- _EXERCISE AIM_
Repeat every line of the data exactly, but not the pictures.

- _RECORD LIST_
_ _ _
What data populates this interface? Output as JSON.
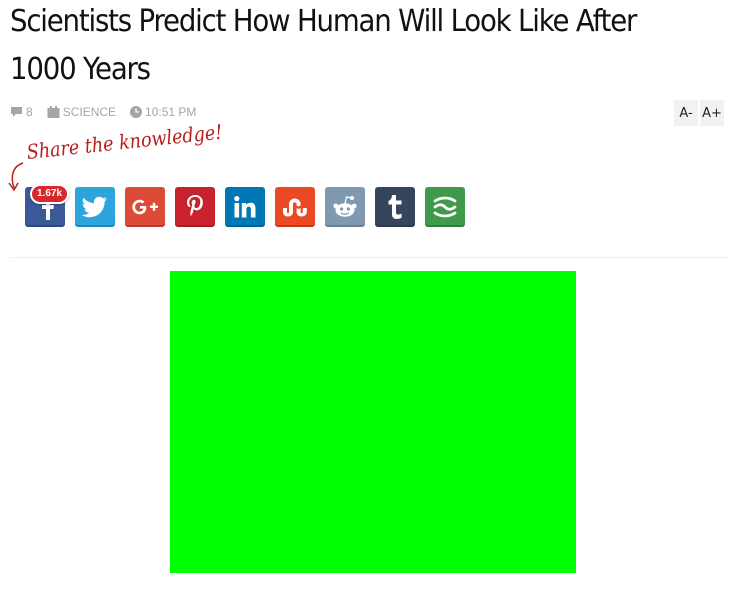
{
  "article": {
    "title": "Scientists Predict How Human Will Look Like After 1000 Years",
    "comment_count": "8",
    "category": "SCIENCE",
    "time": "10:51 PM"
  },
  "font_controls": {
    "decrease_label": "A-",
    "increase_label": "A+"
  },
  "share": {
    "tagline": "Share the knowledge!",
    "count_badge": "1.67k",
    "buttons": [
      {
        "network": "facebook",
        "icon": "facebook-icon",
        "color": "#3b5998"
      },
      {
        "network": "twitter",
        "icon": "twitter-icon",
        "color": "#2ca4dc"
      },
      {
        "network": "google-plus",
        "icon": "google-plus-icon",
        "color": "#dc4a38"
      },
      {
        "network": "pinterest",
        "icon": "pinterest-icon",
        "color": "#c8232c"
      },
      {
        "network": "linkedin",
        "icon": "linkedin-icon",
        "color": "#0077b5"
      },
      {
        "network": "stumbleupon",
        "icon": "stumbleupon-icon",
        "color": "#eb4924"
      },
      {
        "network": "reddit",
        "icon": "reddit-icon",
        "color": "#7f9ab0"
      },
      {
        "network": "tumblr",
        "icon": "tumblr-icon",
        "color": "#35465c"
      },
      {
        "network": "more",
        "icon": "more-share-icon",
        "color": "#3f9a4b"
      }
    ]
  },
  "featured_image": {
    "color": "#00ff00"
  },
  "colors": {
    "meta_text": "#a5a5a5",
    "tagline": "#b81c1c",
    "badge": "#d9272e"
  }
}
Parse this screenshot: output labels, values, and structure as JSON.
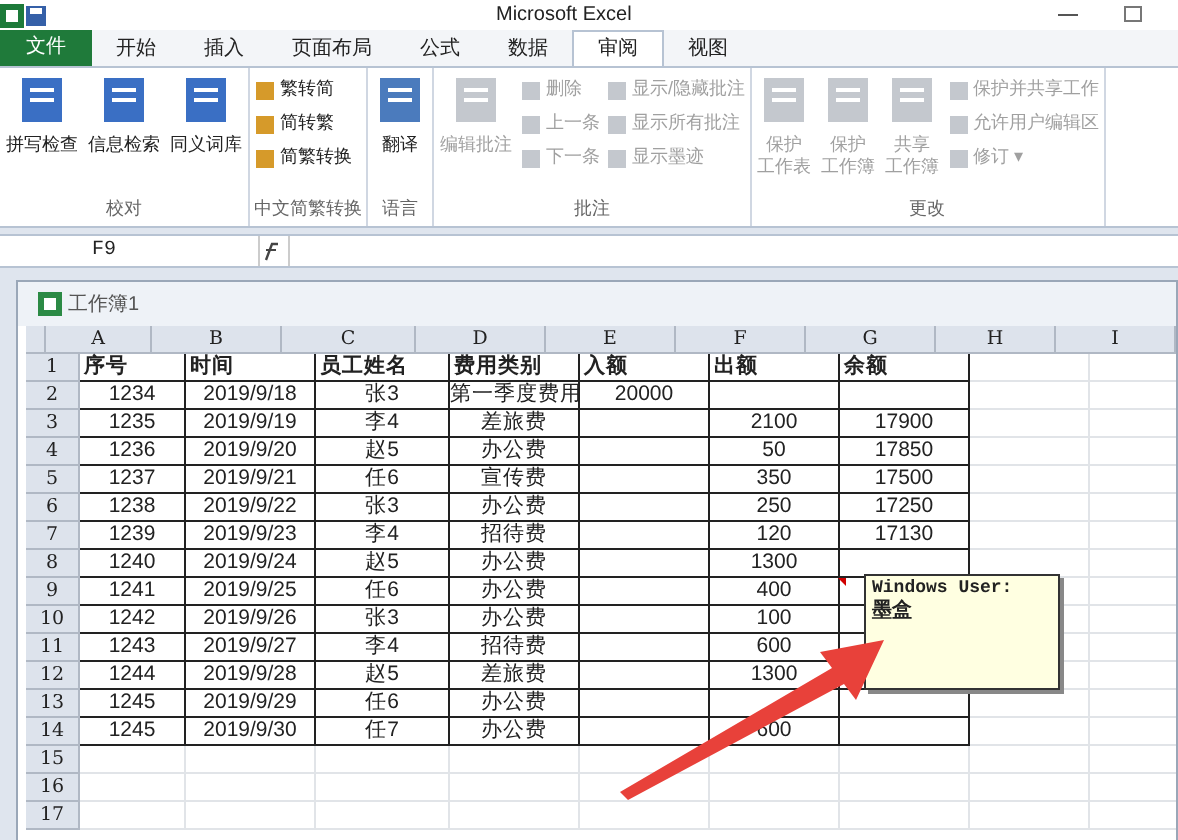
{
  "window": {
    "title": "Microsoft Excel"
  },
  "tabs": [
    {
      "label": "文件",
      "kind": "file",
      "selected": false
    },
    {
      "label": "开始",
      "kind": "tab",
      "selected": false
    },
    {
      "label": "插入",
      "kind": "tab",
      "selected": false
    },
    {
      "label": "页面布局",
      "kind": "tab",
      "selected": false
    },
    {
      "label": "公式",
      "kind": "tab",
      "selected": false
    },
    {
      "label": "数据",
      "kind": "tab",
      "selected": false
    },
    {
      "label": "审阅",
      "kind": "tab",
      "selected": true
    },
    {
      "label": "视图",
      "kind": "tab",
      "selected": false
    }
  ],
  "ribbon_groups": [
    {
      "label": "校对",
      "buttons": [
        {
          "label": "拼写检查",
          "kind": "large",
          "disabled": false
        },
        {
          "label": "信息检索",
          "kind": "large",
          "disabled": false
        },
        {
          "label": "同义词库",
          "kind": "large",
          "disabled": false
        }
      ]
    },
    {
      "label": "中文简繁转换",
      "buttons": [
        {
          "label": "繁转简",
          "kind": "small",
          "disabled": false
        },
        {
          "label": "简转繁",
          "kind": "small",
          "disabled": false
        },
        {
          "label": "简繁转换",
          "kind": "small",
          "disabled": false
        }
      ]
    },
    {
      "label": "语言",
      "buttons": [
        {
          "label": "翻译",
          "kind": "large",
          "disabled": false
        }
      ]
    },
    {
      "label": "批注",
      "buttons": [
        {
          "label": "编辑批注",
          "kind": "large",
          "disabled": true
        },
        {
          "label": "删除",
          "kind": "small",
          "disabled": true
        },
        {
          "label": "上一条",
          "kind": "small",
          "disabled": true
        },
        {
          "label": "下一条",
          "kind": "small",
          "disabled": true
        },
        {
          "label": "显示/隐藏批注",
          "kind": "small",
          "disabled": true
        },
        {
          "label": "显示所有批注",
          "kind": "small",
          "disabled": true
        },
        {
          "label": "显示墨迹",
          "kind": "small",
          "disabled": true
        }
      ]
    },
    {
      "label": "更改",
      "buttons": [
        {
          "label": [
            "保护",
            "工作表"
          ],
          "kind": "large",
          "disabled": true
        },
        {
          "label": [
            "保护",
            "工作簿"
          ],
          "kind": "large",
          "disabled": true
        },
        {
          "label": [
            "共享",
            "工作簿"
          ],
          "kind": "large",
          "disabled": true
        },
        {
          "label": "保护并共享工作",
          "kind": "small",
          "disabled": true
        },
        {
          "label": "允许用户编辑区",
          "kind": "small",
          "disabled": true
        },
        {
          "label": "修订 ▾",
          "kind": "small",
          "disabled": true
        }
      ]
    }
  ],
  "name_box": "F9",
  "workbook_title": "工作簿1",
  "columns": [
    "A",
    "B",
    "C",
    "D",
    "E",
    "F",
    "G",
    "H",
    "I"
  ],
  "rows": [
    {
      "number": "1",
      "cells": [
        "序号",
        "时间",
        "员工姓名",
        "费用类别",
        "入额",
        "出额",
        "余额"
      ]
    },
    {
      "number": "2",
      "cells": [
        "1234",
        "2019/9/18",
        "张3",
        "第一季度费用",
        "20000",
        null,
        null
      ]
    },
    {
      "number": "3",
      "cells": [
        "1235",
        "2019/9/19",
        "李4",
        "差旅费",
        null,
        "2100",
        "17900"
      ]
    },
    {
      "number": "4",
      "cells": [
        "1236",
        "2019/9/20",
        "赵5",
        "办公费",
        null,
        "50",
        "17850"
      ]
    },
    {
      "number": "5",
      "cells": [
        "1237",
        "2019/9/21",
        "任6",
        "宣传费",
        null,
        "350",
        "17500"
      ]
    },
    {
      "number": "6",
      "cells": [
        "1238",
        "2019/9/22",
        "张3",
        "办公费",
        null,
        "250",
        "17250"
      ]
    },
    {
      "number": "7",
      "cells": [
        "1239",
        "2019/9/23",
        "李4",
        "招待费",
        null,
        "120",
        "17130"
      ]
    },
    {
      "number": "8",
      "cells": [
        "1240",
        "2019/9/24",
        "赵5",
        "办公费",
        null,
        "1300",
        null
      ]
    },
    {
      "number": "9",
      "cells": [
        "1241",
        "2019/9/25",
        "任6",
        "办公费",
        null,
        "400",
        null
      ]
    },
    {
      "number": "10",
      "cells": [
        "1242",
        "2019/9/26",
        "张3",
        "办公费",
        null,
        "100",
        null
      ]
    },
    {
      "number": "11",
      "cells": [
        "1243",
        "2019/9/27",
        "李4",
        "招待费",
        null,
        "600",
        null
      ]
    },
    {
      "number": "12",
      "cells": [
        "1244",
        "2019/9/28",
        "赵5",
        "差旅费",
        null,
        "1300",
        null
      ]
    },
    {
      "number": "13",
      "cells": [
        "1245",
        "2019/9/29",
        "任6",
        "办公费",
        null,
        null,
        null
      ]
    },
    {
      "number": "14",
      "cells": [
        "1245",
        "2019/9/30",
        "任7",
        "办公费",
        null,
        "600",
        null
      ]
    },
    {
      "number": "15",
      "cells": []
    },
    {
      "number": "16",
      "cells": []
    },
    {
      "number": "17",
      "cells": []
    }
  ],
  "comment": {
    "author": "Windows User:",
    "text": "墨盒"
  }
}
_ _ _
- _FINAL RESULT_
What data populates this interface? Output as JSON.
{
  "article": {
    "title": "Scientists Predict How Human Will Look Like After 1000 Years",
    "comment_count": "8",
    "category": "SCIENCE",
    "time": "10:51 PM"
  },
  "font_controls": {
    "decrease_label": "A-",
    "increase_label": "A+"
  },
  "share": {
    "tagline": "Share the knowledge!",
    "count_badge": "1.67k",
    "buttons": [
      {
        "network": "facebook",
        "icon": "facebook-icon",
        "color": "#3b5998"
      },
      {
        "network": "twitter",
        "icon": "twitter-icon",
        "color": "#2ca4dc"
      },
      {
        "network": "google-plus",
        "icon": "google-plus-icon",
        "color": "#dc4a38"
      },
      {
        "network": "pinterest",
        "icon": "pinterest-icon",
        "color": "#c8232c"
      },
      {
        "network": "linkedin",
        "icon": "linkedin-icon",
        "color": "#0077b5"
      },
      {
        "network": "stumbleupon",
        "icon": "stumbleupon-icon",
        "color": "#eb4924"
      },
      {
        "network": "reddit",
        "icon": "reddit-icon",
        "color": "#7f9ab0"
      },
      {
        "network": "tumblr",
        "icon": "tumblr-icon",
        "color": "#35465c"
      },
      {
        "network": "more",
        "icon": "more-share-icon",
        "color": "#3f9a4b"
      }
    ]
  },
  "featured_image": {
    "color": "#00ff00"
  },
  "colors": {
    "meta_text": "#a5a5a5",
    "tagline": "#b81c1c",
    "badge": "#d9272e"
  }
}
Parse this screenshot: output labels, values, and structure as JSON.
{
  "window": {
    "title": "Microsoft Excel"
  },
  "tabs": [
    {
      "label": "文件",
      "kind": "file",
      "selected": false
    },
    {
      "label": "开始",
      "kind": "tab",
      "selected": false
    },
    {
      "label": "插入",
      "kind": "tab",
      "selected": false
    },
    {
      "label": "页面布局",
      "kind": "tab",
      "selected": false
    },
    {
      "label": "公式",
      "kind": "tab",
      "selected": false
    },
    {
      "label": "数据",
      "kind": "tab",
      "selected": false
    },
    {
      "label": "审阅",
      "kind": "tab",
      "selected": true
    },
    {
      "label": "视图",
      "kind": "tab",
      "selected": false
    }
  ],
  "ribbon_groups": [
    {
      "label": "校对",
      "buttons": [
        {
          "label": "拼写检查",
          "kind": "large",
          "disabled": false
        },
        {
          "label": "信息检索",
          "kind": "large",
          "disabled": false
        },
        {
          "label": "同义词库",
          "kind": "large",
          "disabled": false
        }
      ]
    },
    {
      "label": "中文简繁转换",
      "buttons": [
        {
          "label": "繁转简",
          "kind": "small",
          "disabled": false
        },
        {
          "label": "简转繁",
          "kind": "small",
          "disabled": false
        },
        {
          "label": "简繁转换",
          "kind": "small",
          "disabled": false
        }
      ]
    },
    {
      "label": "语言",
      "buttons": [
        {
          "label": "翻译",
          "kind": "large",
          "disabled": false
        }
      ]
    },
    {
      "label": "批注",
      "buttons": [
        {
          "label": "编辑批注",
          "kind": "large",
          "disabled": true
        },
        {
          "label": "删除",
          "kind": "small",
          "disabled": true
        },
        {
          "label": "上一条",
          "kind": "small",
          "disabled": true
        },
        {
          "label": "下一条",
          "kind": "small",
          "disabled": true
        },
        {
          "label": "显示/隐藏批注",
          "kind": "small",
          "disabled": true
        },
        {
          "label": "显示所有批注",
          "kind": "small",
          "disabled": true
        },
        {
          "label": "显示墨迹",
          "kind": "small",
          "disabled": true
        }
      ]
    },
    {
      "label": "更改",
      "buttons": [
        {
          "label": [
            "保护",
            "工作表"
          ],
          "kind": "large",
          "disabled": true
        },
        {
          "label": [
            "保护",
            "工作簿"
          ],
          "kind": "large",
          "disabled": true
        },
        {
          "label": [
            "共享",
            "工作簿"
          ],
          "kind": "large",
          "disabled": true
        },
        {
          "label": "保护并共享工作",
          "kind": "small",
          "disabled": true
        },
        {
          "label": "允许用户编辑区",
          "kind": "small",
          "disabled": true
        },
        {
          "label": "修订 ▾",
          "kind": "small",
          "disabled": true
        }
      ]
    }
  ],
  "name_box": "F9",
  "workbook_title": "工作簿1",
  "columns": [
    "A",
    "B",
    "C",
    "D",
    "E",
    "F",
    "G",
    "H",
    "I"
  ],
  "rows": [
    {
      "number": "1",
      "cells": [
        "序号",
        "时间",
        "员工姓名",
        "费用类别",
        "入额",
        "出额",
        "余额"
      ]
    },
    {
      "number": "2",
      "cells": [
        "1234",
        "2019/9/18",
        "张3",
        "第一季度费用",
        "20000",
        null,
        null
      ]
    },
    {
      "number": "3",
      "cells": [
        "1235",
        "2019/9/19",
        "李4",
        "差旅费",
        null,
        "2100",
        "17900"
      ]
    },
    {
      "number": "4",
      "cells": [
        "1236",
        "2019/9/20",
        "赵5",
        "办公费",
        null,
        "50",
        "17850"
      ]
    },
    {
      "number": "5",
      "cells": [
        "1237",
        "2019/9/21",
        "任6",
        "宣传费",
        null,
        "350",
        "17500"
      ]
    },
    {
      "number": "6",
      "cells": [
        "1238",
        "2019/9/22",
        "张3",
        "办公费",
        null,
        "250",
        "17250"
      ]
    },
    {
      "number": "7",
      "cells": [
        "1239",
        "2019/9/23",
        "李4",
        "招待费",
        null,
        "120",
        "17130"
      ]
    },
    {
      "number": "8",
      "cells": [
        "1240",
        "2019/9/24",
        "赵5",
        "办公费",
        null,
        "1300",
        null
      ]
    },
    {
      "number": "9",
      "cells": [
        "1241",
        "2019/9/25",
        "任6",
        "办公费",
        null,
        "400",
        null
      ]
    },
    {
      "number": "10",
      "cells": [
        "1242",
        "2019/9/26",
        "张3",
        "办公费",
        null,
        "100",
        null
      ]
    },
    {
      "number": "11",
      "cells": [
        "1243",
        "2019/9/27",
        "李4",
        "招待费",
        null,
        "600",
        null
      ]
    },
    {
      "number": "12",
      "cells": [
        "1244",
        "2019/9/28",
        "赵5",
        "差旅费",
        null,
        "1300",
        null
      ]
    },
    {
      "number": "13",
      "cells": [
        "1245",
        "2019/9/29",
        "任6",
        "办公费",
        null,
        null,
        null
      ]
    },
    {
      "number": "14",
      "cells": [
        "1245",
        "2019/9/30",
        "任7",
        "办公费",
        null,
        "600",
        null
      ]
    },
    {
      "number": "15",
      "cells": []
    },
    {
      "number": "16",
      "cells": []
    },
    {
      "number": "17",
      "cells": []
    }
  ],
  "comment": {
    "author": "Windows User:",
    "text": "墨盒"
  }
}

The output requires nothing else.